Records follow. Copy every line with "image".

▸ RECORDS FOR THIS EXERCISE:
-- Start --

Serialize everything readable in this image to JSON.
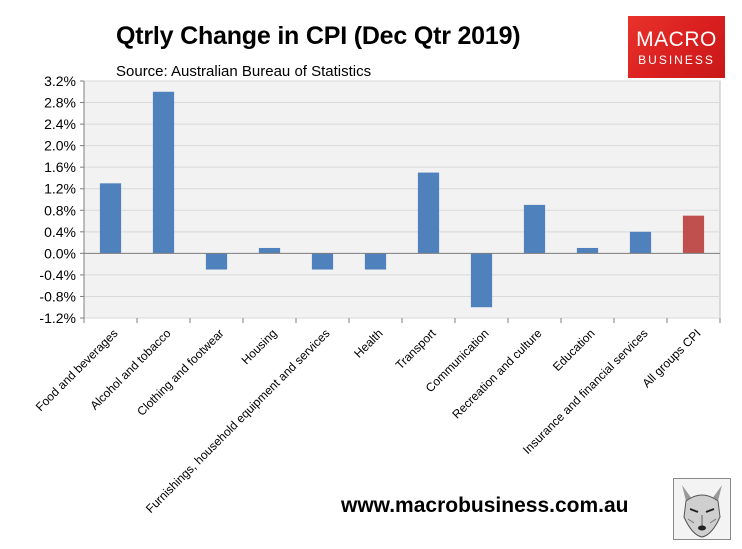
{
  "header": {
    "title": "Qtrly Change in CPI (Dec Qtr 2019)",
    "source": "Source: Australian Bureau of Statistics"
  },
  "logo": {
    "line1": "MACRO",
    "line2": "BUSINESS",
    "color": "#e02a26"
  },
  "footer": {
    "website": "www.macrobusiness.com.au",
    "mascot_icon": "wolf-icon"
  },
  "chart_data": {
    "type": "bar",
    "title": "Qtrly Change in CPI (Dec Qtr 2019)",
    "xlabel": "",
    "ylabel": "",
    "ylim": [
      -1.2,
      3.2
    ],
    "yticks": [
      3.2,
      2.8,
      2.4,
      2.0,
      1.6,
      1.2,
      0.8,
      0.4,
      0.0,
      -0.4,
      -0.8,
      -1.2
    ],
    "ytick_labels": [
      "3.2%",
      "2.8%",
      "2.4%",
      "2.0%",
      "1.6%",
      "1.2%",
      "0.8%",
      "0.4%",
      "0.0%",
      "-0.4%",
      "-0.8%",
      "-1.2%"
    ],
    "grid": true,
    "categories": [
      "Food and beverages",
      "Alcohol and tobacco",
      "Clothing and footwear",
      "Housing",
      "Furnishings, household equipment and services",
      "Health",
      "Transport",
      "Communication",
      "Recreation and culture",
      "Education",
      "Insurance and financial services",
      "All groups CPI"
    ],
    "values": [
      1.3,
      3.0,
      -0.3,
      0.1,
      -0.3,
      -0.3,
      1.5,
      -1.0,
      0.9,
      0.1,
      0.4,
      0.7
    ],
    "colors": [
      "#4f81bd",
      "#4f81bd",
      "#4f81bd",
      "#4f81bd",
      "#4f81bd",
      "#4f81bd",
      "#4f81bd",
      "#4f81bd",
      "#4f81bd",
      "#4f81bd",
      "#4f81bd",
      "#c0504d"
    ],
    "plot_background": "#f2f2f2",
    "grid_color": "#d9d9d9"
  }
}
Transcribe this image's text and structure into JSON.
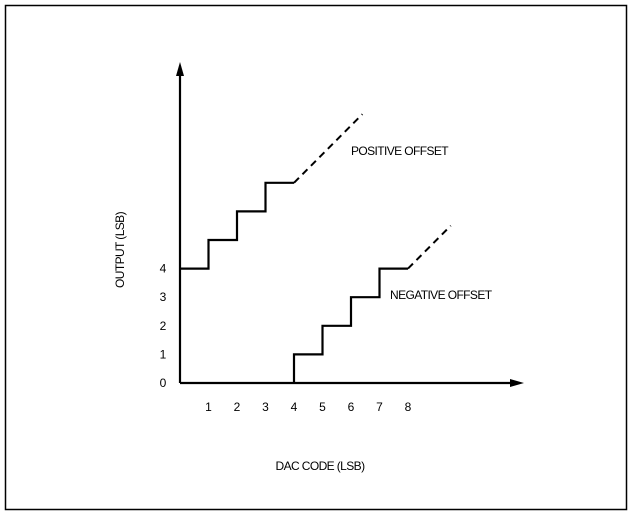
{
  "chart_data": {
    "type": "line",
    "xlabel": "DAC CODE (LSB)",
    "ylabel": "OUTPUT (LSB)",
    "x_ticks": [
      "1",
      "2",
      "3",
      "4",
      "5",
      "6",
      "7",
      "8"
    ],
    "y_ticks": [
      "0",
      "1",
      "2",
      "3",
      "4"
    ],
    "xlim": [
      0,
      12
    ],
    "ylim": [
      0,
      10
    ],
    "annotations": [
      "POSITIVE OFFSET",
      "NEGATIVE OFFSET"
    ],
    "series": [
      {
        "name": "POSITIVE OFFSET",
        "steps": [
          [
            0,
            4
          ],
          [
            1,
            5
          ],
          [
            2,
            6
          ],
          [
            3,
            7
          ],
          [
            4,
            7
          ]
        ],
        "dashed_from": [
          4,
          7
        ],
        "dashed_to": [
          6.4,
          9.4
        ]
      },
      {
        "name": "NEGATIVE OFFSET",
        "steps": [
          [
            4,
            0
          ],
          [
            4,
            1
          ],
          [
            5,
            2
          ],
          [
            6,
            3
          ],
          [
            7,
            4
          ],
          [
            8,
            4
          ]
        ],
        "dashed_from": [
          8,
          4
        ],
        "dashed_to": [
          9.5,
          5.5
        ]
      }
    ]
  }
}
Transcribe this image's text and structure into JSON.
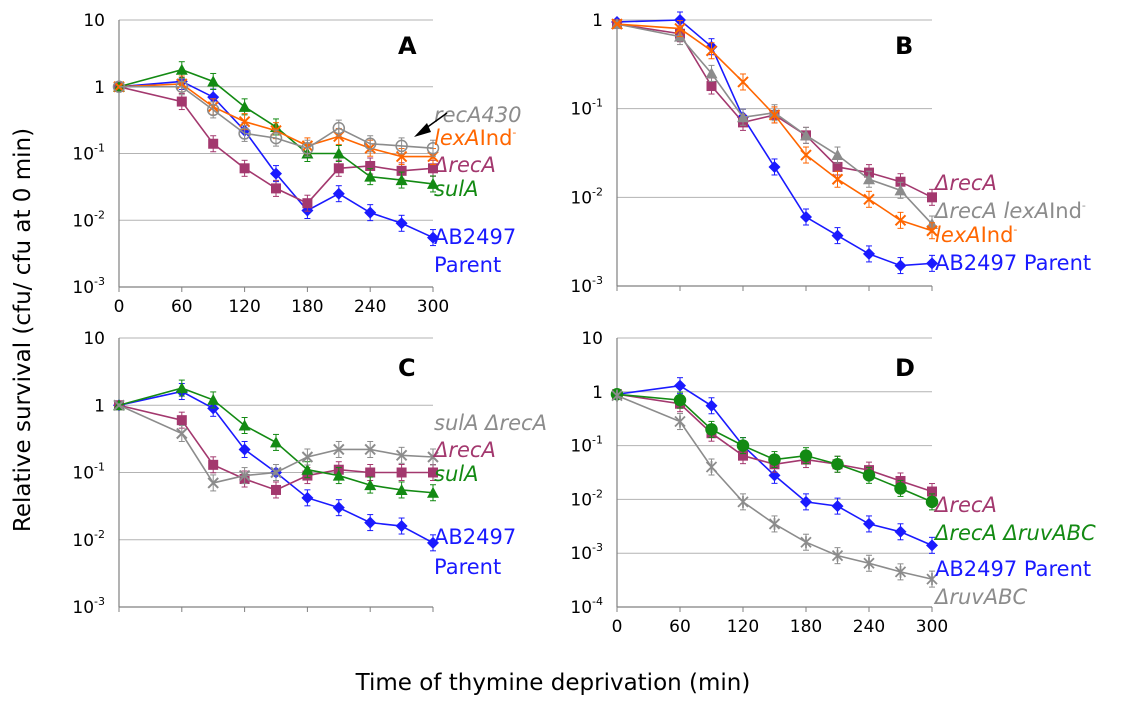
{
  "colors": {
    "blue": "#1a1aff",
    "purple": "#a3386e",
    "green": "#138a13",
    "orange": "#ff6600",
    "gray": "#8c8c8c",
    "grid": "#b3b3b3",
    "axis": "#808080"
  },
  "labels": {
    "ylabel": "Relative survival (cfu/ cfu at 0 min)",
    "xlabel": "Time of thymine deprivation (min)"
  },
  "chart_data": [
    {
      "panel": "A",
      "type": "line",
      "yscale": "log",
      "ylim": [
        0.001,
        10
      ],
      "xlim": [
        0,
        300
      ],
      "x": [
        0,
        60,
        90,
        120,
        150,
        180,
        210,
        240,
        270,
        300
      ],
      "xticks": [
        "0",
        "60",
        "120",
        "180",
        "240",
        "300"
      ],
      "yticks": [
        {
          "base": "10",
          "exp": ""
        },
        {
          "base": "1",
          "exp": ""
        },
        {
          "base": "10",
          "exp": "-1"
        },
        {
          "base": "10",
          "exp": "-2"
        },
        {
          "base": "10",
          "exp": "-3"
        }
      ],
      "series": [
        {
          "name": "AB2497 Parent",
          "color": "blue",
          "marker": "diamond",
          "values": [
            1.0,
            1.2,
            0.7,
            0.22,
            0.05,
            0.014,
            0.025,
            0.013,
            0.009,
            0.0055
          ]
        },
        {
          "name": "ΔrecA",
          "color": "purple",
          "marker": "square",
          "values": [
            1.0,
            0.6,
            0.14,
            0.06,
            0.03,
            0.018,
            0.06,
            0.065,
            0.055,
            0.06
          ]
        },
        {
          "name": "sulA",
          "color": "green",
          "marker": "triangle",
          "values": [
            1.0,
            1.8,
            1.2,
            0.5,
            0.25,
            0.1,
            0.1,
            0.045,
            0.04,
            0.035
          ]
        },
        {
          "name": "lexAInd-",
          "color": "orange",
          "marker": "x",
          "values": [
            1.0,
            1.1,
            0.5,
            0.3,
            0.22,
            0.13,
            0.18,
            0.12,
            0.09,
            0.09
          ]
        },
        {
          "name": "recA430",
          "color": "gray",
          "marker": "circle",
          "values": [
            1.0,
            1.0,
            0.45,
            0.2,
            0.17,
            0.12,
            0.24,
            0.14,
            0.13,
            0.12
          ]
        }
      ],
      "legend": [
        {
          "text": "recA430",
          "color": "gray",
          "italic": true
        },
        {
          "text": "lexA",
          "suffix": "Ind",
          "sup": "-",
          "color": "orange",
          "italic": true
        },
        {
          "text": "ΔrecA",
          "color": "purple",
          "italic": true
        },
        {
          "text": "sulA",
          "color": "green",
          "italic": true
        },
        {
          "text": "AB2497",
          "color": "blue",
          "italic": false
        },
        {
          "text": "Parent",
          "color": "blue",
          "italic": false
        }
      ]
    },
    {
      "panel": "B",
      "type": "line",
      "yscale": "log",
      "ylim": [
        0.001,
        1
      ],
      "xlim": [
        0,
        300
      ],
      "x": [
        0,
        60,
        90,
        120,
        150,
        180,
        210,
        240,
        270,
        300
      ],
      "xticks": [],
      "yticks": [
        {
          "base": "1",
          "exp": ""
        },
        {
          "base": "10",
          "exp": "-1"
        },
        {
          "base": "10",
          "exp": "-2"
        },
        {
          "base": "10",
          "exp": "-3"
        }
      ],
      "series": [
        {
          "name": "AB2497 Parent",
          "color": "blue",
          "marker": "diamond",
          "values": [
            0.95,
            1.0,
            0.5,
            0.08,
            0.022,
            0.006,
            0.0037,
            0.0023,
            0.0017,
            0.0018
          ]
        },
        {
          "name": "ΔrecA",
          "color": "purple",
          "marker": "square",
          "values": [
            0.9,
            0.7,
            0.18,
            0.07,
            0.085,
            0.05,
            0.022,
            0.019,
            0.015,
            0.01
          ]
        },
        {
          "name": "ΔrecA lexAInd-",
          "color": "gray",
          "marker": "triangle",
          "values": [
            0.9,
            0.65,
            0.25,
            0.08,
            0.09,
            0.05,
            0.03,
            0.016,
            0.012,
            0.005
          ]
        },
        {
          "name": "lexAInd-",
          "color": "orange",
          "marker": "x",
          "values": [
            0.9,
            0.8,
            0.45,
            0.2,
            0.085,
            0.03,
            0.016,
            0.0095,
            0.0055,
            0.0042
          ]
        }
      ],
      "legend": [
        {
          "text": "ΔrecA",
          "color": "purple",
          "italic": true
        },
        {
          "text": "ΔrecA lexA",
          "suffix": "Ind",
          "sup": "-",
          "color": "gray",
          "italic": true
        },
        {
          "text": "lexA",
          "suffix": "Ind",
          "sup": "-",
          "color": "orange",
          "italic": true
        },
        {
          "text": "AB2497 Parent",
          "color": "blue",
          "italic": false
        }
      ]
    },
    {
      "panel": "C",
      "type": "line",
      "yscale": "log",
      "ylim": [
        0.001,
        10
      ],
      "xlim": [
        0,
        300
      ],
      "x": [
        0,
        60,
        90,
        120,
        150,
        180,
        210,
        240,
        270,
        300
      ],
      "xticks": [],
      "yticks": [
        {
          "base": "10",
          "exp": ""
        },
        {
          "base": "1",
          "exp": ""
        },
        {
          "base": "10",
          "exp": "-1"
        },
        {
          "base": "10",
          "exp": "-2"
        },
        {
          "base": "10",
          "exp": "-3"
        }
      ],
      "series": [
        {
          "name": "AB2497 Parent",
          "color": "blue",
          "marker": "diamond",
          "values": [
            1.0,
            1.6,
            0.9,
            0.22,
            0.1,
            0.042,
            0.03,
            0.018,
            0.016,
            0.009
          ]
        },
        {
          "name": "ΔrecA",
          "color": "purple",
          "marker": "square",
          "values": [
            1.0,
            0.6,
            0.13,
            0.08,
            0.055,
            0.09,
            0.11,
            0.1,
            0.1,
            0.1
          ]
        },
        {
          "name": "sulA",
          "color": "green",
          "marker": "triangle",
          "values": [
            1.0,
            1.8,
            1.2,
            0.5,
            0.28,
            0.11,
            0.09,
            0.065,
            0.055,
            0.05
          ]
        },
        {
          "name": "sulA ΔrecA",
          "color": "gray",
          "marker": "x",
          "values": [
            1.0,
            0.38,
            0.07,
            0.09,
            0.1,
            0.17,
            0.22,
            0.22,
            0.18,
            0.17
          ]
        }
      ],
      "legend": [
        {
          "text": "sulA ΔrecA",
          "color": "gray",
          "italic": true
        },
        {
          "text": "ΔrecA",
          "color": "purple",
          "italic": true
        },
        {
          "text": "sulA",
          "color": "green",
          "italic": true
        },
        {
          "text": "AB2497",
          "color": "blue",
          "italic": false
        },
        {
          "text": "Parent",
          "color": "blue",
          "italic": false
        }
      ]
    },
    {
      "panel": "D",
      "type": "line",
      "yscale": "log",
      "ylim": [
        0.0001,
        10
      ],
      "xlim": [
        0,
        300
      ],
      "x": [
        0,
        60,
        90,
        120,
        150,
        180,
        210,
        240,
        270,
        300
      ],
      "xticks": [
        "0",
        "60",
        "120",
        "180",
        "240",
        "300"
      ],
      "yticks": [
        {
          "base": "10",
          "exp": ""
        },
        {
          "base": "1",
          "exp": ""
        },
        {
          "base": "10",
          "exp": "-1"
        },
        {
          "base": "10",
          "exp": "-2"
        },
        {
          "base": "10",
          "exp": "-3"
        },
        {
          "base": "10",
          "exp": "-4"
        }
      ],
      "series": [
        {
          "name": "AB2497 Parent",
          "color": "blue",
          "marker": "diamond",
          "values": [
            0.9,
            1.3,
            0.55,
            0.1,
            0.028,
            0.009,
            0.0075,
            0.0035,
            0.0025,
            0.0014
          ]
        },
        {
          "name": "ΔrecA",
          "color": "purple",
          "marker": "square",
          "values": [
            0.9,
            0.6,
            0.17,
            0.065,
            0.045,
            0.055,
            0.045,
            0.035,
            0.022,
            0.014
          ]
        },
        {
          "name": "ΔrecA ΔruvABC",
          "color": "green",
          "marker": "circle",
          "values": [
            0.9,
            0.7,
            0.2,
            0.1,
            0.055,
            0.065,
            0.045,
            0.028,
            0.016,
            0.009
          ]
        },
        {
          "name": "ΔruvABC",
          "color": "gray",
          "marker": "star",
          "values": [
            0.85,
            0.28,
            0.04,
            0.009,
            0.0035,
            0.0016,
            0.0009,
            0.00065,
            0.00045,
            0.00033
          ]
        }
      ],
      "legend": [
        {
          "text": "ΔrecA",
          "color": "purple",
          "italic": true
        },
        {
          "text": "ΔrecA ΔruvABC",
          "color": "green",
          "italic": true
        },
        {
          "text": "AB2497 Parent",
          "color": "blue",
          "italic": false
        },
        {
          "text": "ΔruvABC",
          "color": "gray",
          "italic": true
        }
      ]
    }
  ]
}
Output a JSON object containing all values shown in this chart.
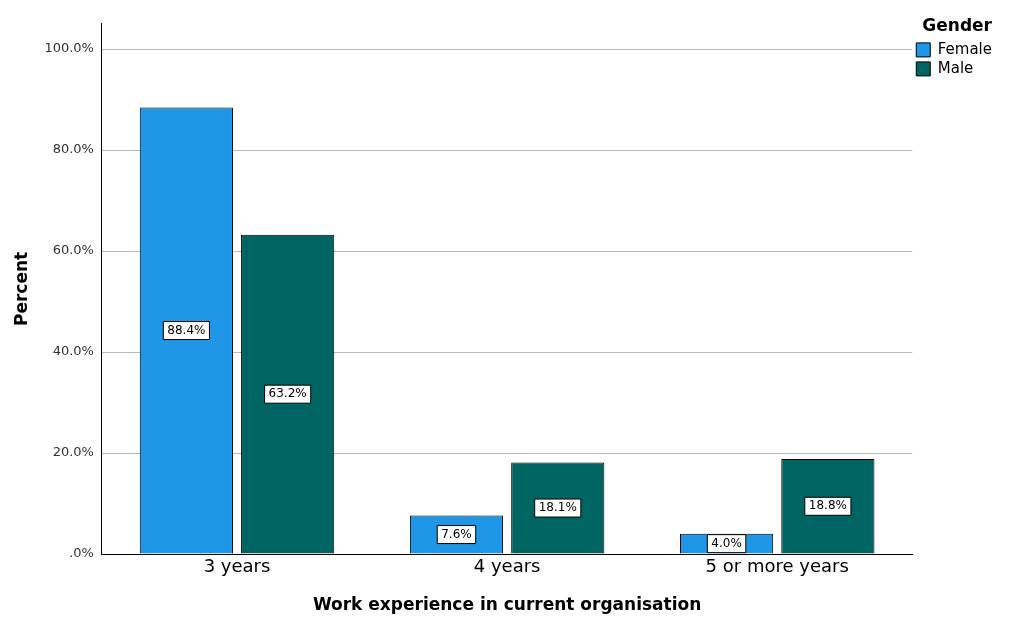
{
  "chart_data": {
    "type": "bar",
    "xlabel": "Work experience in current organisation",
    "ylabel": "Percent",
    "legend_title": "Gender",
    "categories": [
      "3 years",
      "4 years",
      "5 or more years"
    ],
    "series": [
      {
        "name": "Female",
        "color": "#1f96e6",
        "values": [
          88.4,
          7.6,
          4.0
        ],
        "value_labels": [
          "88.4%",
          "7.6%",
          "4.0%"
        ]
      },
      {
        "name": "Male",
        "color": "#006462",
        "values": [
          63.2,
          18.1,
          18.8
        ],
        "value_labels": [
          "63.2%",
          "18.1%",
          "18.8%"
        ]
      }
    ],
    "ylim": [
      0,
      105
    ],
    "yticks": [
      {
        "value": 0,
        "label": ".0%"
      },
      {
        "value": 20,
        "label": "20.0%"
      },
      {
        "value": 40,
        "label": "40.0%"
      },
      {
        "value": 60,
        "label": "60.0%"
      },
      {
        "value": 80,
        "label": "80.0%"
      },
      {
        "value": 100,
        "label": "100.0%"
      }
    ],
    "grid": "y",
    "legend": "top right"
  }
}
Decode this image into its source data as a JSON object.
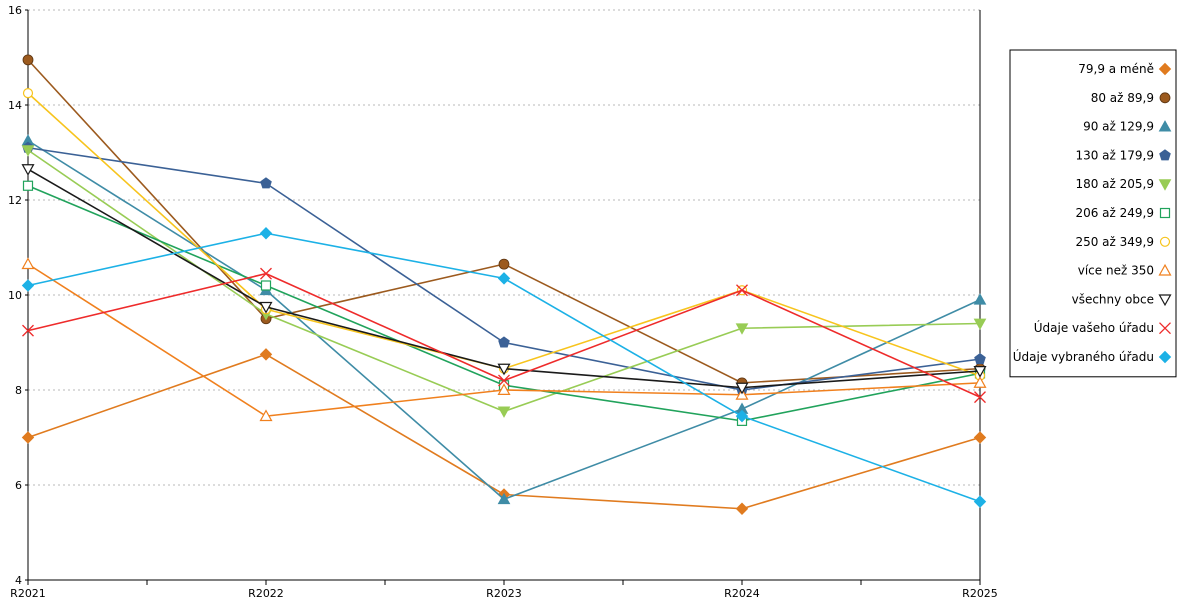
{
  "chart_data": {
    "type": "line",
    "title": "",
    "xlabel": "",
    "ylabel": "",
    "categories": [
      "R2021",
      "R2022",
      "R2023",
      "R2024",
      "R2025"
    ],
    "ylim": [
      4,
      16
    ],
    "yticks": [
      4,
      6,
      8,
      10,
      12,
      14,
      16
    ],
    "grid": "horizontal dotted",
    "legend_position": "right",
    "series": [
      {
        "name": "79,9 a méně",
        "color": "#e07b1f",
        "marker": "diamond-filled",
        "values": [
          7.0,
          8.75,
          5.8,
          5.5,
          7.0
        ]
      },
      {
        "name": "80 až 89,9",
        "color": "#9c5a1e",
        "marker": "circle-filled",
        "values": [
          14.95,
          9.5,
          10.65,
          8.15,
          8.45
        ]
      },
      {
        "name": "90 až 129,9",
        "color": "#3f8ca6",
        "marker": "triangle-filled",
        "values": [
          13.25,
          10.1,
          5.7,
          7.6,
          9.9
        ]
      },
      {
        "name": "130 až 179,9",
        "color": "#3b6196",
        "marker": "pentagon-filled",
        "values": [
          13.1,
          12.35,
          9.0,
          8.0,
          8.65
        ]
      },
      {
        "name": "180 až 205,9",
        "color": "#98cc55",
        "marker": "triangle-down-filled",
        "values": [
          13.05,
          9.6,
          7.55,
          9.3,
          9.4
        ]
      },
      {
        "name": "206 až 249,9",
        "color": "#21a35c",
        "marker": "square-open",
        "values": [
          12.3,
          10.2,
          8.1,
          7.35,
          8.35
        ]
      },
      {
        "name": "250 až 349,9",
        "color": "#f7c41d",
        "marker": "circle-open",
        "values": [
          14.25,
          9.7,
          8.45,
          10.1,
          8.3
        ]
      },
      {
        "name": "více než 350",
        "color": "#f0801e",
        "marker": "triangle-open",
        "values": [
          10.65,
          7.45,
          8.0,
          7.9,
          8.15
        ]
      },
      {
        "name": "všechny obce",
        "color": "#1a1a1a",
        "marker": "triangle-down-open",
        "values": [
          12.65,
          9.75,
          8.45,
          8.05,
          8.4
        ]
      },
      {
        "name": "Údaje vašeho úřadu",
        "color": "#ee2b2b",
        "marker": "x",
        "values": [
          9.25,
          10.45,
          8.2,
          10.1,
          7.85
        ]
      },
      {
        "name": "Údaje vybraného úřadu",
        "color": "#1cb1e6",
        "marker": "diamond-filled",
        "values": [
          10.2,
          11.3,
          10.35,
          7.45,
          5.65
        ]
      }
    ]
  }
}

-- End --

▸ SOLUTION TO THE EXERCISE:
Serialize everything readable in this image to JSON.
Transcribe this image's text and structure into JSON.
Transcribe this image's text and structure into JSON.
Decode this image into its source data as a JSON object.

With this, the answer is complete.